# [Set task]
Copy all lines below exactly as written. Leave pictures out.

─── Dataset content ───

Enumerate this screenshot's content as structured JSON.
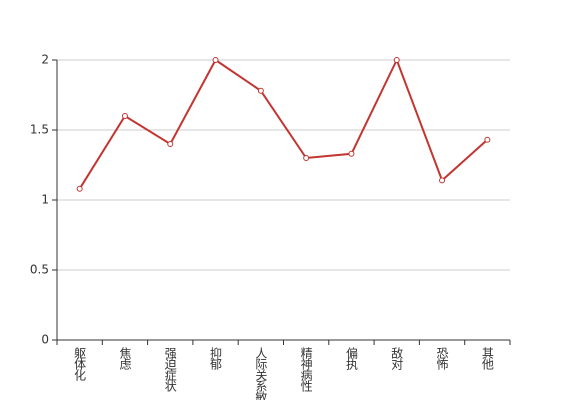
{
  "chart_data": {
    "type": "line",
    "categories": [
      "躯体化",
      "焦虑",
      "强迫症状",
      "抑郁",
      "人际关系敏感",
      "精神病性",
      "偏执",
      "敌对",
      "恐怖",
      "其他"
    ],
    "series": [
      {
        "color": "#c23531",
        "values": [
          1.08,
          1.6,
          1.4,
          2.0,
          1.78,
          1.3,
          1.33,
          2.0,
          1.14,
          1.43
        ]
      }
    ],
    "ylim": [
      0,
      2
    ],
    "yticks": [
      0,
      0.5,
      1,
      1.5,
      2
    ],
    "grid": true
  }
}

───

# [Correct answer]
Enumerate this screenshot's content as structured JSON.
{
  "chart_data": {
    "type": "line",
    "categories": [
      "躯体化",
      "焦虑",
      "强迫症状",
      "抑郁",
      "人际关系敏感",
      "精神病性",
      "偏执",
      "敌对",
      "恐怖",
      "其他"
    ],
    "series": [
      {
        "color": "#c23531",
        "values": [
          1.08,
          1.6,
          1.4,
          2.0,
          1.78,
          1.3,
          1.33,
          2.0,
          1.14,
          1.43
        ]
      }
    ],
    "ylim": [
      0,
      2
    ],
    "yticks": [
      0,
      0.5,
      1,
      1.5,
      2
    ],
    "grid": true
  }
}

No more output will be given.